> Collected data

________________________

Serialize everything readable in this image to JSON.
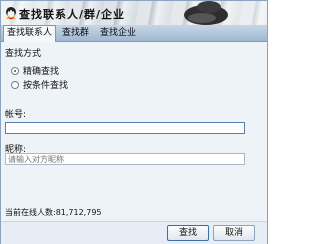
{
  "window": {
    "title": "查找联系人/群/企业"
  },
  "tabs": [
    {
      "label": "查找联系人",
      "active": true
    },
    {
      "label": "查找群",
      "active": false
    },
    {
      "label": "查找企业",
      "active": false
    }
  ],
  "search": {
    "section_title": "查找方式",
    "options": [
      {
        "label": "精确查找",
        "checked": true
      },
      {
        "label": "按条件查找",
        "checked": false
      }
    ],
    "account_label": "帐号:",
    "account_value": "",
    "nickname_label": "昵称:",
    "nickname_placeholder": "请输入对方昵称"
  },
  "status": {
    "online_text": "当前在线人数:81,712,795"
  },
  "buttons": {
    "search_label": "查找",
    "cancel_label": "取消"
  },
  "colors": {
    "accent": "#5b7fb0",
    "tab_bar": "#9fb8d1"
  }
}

________________________

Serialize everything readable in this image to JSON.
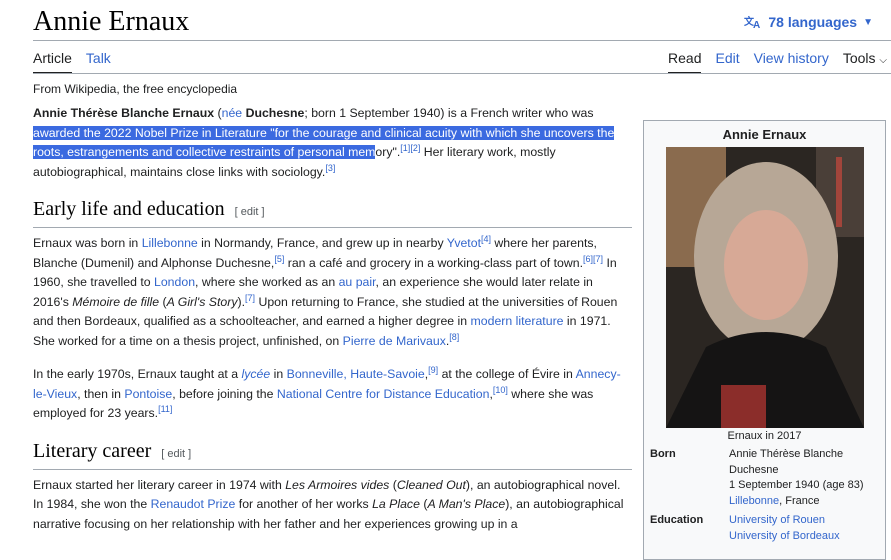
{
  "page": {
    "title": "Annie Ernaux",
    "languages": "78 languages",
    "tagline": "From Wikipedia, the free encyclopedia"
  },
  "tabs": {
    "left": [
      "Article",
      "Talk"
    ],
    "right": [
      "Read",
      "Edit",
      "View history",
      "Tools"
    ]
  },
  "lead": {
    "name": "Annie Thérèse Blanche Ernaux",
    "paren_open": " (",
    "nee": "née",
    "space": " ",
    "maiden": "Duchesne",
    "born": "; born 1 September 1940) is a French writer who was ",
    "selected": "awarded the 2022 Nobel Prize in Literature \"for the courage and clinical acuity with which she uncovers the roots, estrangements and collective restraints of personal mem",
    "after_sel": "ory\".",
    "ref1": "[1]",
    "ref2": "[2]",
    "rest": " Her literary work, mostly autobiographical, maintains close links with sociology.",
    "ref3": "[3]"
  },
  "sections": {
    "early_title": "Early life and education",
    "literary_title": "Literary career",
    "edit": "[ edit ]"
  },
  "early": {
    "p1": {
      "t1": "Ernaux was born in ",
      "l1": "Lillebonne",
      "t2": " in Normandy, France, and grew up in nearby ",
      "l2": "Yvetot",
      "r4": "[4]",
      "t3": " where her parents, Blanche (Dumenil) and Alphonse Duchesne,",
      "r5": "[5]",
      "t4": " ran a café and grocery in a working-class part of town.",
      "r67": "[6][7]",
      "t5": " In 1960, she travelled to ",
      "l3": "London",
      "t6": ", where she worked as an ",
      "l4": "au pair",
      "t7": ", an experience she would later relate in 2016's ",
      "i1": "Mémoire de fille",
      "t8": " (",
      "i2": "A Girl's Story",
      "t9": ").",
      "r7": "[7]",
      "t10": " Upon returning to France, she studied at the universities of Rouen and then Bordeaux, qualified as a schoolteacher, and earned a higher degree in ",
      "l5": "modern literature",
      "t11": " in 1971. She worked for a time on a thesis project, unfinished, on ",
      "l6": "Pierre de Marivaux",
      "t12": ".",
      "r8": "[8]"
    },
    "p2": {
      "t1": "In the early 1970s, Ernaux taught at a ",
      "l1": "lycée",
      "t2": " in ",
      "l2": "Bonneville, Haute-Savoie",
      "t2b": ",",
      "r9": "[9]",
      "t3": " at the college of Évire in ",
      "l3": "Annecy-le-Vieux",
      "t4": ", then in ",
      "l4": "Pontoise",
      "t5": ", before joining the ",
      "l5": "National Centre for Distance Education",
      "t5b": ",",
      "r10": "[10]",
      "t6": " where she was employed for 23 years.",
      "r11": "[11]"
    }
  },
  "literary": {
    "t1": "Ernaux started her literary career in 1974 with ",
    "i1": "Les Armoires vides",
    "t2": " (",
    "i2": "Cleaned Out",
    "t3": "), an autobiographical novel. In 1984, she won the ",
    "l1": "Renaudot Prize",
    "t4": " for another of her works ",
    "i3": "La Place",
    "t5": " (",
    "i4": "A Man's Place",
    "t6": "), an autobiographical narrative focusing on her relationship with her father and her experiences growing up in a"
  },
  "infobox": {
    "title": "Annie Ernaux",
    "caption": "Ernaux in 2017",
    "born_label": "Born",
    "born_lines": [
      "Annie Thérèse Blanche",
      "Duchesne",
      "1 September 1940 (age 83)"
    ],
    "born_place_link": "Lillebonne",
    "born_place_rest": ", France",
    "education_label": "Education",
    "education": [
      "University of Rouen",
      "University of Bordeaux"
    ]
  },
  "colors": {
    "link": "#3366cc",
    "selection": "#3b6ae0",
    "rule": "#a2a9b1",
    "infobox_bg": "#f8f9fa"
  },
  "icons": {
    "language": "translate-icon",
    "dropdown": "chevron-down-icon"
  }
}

________________________

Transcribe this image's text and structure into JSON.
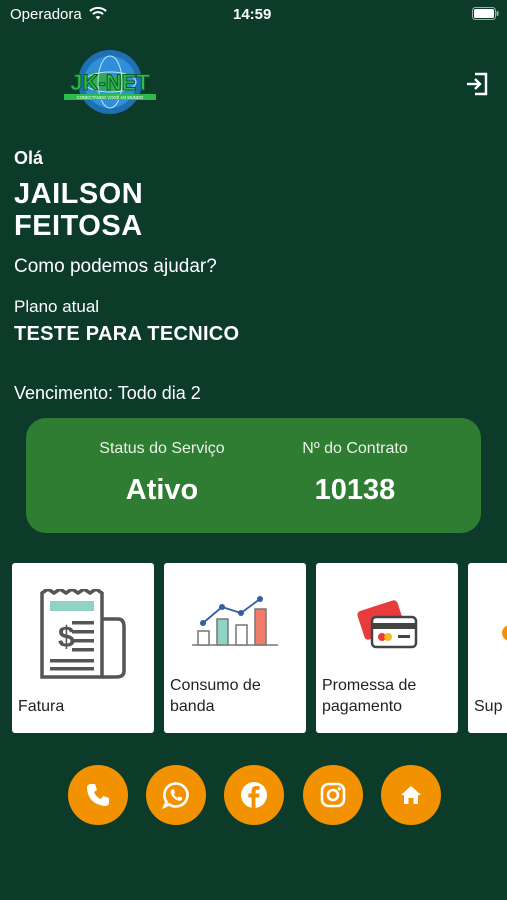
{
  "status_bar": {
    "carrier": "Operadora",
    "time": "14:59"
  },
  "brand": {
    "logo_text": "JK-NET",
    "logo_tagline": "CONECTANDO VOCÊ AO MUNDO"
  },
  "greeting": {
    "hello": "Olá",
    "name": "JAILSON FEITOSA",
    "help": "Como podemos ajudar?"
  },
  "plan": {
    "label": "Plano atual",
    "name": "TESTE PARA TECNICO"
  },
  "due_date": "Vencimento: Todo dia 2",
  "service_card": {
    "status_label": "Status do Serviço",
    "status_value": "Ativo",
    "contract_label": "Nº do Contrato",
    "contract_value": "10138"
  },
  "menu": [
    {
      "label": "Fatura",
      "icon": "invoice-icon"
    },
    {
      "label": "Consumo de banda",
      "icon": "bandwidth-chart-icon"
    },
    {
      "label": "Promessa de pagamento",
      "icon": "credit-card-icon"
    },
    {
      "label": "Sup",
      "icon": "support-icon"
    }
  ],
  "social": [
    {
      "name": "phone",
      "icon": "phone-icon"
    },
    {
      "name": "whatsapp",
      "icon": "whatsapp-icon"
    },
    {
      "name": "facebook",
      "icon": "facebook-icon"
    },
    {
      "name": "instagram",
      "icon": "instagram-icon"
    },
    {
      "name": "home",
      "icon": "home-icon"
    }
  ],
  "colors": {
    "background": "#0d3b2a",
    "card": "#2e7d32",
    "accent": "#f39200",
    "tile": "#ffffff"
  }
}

________________________

> Task requirements
Check the records above line by line and tally those holding the string "worked". Answer with the number only.

> Written reply
2